▸ **What is required**: Locate all lines with the word "name". Copy them.

▸ **Dataset rows about figures**:
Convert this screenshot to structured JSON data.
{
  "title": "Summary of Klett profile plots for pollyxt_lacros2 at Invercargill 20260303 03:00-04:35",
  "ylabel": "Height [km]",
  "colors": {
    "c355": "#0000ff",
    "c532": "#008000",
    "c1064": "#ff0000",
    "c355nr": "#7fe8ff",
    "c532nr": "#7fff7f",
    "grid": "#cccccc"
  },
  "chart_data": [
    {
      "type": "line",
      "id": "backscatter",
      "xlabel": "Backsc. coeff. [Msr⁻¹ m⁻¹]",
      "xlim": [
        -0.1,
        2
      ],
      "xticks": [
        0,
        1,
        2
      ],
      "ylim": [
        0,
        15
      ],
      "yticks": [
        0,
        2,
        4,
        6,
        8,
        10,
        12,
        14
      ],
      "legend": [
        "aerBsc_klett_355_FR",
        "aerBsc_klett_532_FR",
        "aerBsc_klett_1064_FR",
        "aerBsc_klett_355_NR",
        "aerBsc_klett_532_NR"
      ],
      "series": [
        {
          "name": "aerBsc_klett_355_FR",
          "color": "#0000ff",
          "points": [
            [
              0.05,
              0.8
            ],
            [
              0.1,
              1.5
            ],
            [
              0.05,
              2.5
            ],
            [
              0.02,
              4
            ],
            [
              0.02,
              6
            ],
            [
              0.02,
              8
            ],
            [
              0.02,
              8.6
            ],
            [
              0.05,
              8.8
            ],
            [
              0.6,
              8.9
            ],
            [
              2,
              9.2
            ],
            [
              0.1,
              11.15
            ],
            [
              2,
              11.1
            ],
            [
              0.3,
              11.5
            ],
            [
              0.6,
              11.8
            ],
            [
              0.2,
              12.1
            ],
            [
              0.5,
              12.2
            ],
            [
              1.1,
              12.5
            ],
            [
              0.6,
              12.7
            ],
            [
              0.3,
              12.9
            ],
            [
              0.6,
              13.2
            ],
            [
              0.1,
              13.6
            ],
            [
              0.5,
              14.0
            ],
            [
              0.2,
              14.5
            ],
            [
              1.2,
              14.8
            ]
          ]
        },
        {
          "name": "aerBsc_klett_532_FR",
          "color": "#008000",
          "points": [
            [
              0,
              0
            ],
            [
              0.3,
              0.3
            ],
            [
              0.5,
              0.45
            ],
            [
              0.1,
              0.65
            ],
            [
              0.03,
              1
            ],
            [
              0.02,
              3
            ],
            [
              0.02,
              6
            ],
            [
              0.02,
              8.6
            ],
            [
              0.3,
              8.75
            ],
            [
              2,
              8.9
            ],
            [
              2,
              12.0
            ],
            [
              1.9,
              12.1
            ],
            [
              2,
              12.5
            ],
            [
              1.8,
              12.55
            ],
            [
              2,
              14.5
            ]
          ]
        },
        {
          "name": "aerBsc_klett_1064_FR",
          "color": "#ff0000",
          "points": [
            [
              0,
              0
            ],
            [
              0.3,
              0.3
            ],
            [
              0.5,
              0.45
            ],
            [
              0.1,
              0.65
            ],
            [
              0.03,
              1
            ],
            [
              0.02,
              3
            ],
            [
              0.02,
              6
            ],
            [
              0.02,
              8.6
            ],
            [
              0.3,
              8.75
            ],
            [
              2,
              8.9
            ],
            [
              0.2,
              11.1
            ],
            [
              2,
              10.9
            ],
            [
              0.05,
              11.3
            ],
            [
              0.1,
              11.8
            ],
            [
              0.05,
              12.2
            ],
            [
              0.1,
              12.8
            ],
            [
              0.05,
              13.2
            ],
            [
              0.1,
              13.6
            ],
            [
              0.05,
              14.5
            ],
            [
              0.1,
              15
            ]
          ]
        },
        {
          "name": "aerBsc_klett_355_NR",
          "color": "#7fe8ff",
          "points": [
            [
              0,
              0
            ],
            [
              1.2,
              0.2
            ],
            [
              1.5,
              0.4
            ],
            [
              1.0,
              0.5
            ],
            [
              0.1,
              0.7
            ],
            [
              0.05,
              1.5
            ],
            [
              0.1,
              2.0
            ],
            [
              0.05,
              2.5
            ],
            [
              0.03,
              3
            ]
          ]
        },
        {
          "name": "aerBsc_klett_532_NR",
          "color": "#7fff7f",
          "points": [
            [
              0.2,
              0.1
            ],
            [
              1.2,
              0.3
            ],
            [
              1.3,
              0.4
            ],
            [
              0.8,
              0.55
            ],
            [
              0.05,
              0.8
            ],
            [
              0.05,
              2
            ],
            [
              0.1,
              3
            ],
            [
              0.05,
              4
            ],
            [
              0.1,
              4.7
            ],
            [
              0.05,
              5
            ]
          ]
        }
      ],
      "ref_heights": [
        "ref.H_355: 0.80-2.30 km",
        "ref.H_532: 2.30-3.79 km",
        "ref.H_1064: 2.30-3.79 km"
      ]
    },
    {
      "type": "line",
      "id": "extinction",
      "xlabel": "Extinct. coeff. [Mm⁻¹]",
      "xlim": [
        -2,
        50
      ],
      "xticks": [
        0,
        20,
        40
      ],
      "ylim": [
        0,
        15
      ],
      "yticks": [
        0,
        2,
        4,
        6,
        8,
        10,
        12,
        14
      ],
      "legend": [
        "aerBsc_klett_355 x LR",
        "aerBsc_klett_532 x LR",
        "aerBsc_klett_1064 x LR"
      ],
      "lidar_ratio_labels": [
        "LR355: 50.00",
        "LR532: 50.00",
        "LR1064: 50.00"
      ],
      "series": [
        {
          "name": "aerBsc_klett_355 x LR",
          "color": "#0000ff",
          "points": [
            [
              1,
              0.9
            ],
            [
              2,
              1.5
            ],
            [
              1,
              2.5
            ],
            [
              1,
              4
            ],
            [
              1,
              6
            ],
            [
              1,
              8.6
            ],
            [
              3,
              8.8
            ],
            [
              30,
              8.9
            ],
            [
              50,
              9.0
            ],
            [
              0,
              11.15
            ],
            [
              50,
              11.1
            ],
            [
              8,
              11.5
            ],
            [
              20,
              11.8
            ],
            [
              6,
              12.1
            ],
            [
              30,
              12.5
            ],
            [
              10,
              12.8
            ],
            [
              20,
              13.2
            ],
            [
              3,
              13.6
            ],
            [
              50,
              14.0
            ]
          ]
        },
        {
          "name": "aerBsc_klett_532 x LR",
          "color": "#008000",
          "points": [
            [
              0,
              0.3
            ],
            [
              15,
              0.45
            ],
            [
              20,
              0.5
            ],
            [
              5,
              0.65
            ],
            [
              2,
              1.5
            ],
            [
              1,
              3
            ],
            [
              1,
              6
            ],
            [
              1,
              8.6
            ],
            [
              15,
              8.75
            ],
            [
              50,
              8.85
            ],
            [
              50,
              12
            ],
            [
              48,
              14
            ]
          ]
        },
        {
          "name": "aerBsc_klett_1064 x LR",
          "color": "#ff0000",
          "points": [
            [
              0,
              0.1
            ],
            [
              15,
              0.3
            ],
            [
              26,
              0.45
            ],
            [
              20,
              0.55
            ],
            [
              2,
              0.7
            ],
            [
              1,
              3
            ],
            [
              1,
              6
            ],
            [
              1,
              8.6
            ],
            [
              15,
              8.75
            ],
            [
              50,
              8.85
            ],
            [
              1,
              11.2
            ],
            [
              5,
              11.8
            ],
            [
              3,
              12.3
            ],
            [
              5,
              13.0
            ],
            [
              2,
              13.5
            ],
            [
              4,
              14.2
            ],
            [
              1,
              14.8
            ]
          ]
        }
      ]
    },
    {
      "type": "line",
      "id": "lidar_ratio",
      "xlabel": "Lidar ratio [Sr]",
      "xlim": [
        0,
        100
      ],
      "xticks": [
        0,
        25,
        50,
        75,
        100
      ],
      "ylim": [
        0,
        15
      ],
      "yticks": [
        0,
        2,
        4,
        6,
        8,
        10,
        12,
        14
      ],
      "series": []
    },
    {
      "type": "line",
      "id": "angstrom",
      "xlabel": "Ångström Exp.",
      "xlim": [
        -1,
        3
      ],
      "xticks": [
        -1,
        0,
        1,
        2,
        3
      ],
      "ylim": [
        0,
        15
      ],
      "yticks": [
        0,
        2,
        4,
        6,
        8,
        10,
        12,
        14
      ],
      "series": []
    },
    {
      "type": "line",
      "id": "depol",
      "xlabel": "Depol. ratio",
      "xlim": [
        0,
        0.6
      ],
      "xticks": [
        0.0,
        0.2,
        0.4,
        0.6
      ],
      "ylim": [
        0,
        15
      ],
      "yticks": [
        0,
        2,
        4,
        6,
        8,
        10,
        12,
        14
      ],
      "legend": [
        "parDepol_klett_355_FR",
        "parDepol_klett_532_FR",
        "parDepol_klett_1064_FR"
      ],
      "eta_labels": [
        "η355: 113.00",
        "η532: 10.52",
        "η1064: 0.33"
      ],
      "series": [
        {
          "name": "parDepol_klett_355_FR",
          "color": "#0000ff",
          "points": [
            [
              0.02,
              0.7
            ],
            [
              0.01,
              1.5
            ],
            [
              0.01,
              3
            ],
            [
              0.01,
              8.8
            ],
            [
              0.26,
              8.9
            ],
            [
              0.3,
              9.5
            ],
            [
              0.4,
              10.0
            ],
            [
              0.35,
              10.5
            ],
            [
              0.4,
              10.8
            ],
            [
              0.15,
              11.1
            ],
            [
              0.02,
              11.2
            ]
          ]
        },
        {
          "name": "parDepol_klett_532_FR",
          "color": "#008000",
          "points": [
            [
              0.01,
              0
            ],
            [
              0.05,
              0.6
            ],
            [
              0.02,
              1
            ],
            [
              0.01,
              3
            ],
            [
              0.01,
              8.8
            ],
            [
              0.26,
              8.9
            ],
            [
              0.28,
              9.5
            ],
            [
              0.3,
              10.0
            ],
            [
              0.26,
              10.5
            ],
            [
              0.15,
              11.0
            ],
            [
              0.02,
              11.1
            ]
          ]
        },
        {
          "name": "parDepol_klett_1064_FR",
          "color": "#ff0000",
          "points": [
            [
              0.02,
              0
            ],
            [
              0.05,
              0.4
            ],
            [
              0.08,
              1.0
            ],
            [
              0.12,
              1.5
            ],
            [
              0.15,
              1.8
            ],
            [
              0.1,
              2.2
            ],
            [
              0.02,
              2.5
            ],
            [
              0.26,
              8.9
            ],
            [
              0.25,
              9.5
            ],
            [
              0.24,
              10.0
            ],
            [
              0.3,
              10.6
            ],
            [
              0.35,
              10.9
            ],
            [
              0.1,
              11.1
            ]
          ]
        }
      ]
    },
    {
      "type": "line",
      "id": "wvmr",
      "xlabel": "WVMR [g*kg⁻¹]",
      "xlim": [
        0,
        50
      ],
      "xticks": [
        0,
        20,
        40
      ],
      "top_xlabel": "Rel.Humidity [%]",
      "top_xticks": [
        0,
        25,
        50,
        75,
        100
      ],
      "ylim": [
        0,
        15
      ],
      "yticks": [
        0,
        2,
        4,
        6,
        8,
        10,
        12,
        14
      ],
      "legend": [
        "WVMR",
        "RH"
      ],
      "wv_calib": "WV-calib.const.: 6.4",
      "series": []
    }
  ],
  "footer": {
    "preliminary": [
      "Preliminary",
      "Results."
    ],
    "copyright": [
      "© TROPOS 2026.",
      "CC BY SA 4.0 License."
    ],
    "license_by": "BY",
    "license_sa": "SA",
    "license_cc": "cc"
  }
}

▸ **Exercise output**:
          "name": "aerBsc_klett_355_FR",
          "name": "aerBsc_klett_532_FR",
          "name": "aerBsc_klett_1064_FR",
          "name": "aerBsc_klett_355_NR",
          "name": "aerBsc_klett_532_NR",
          "name": "aerBsc_klett_355 x LR",
          "name": "aerBsc_klett_532 x LR",
          "name": "aerBsc_klett_1064 x LR",
          "name": "parDepol_klett_355_FR",
          "name": "parDepol_klett_532_FR",
          "name": "parDepol_klett_1064_FR",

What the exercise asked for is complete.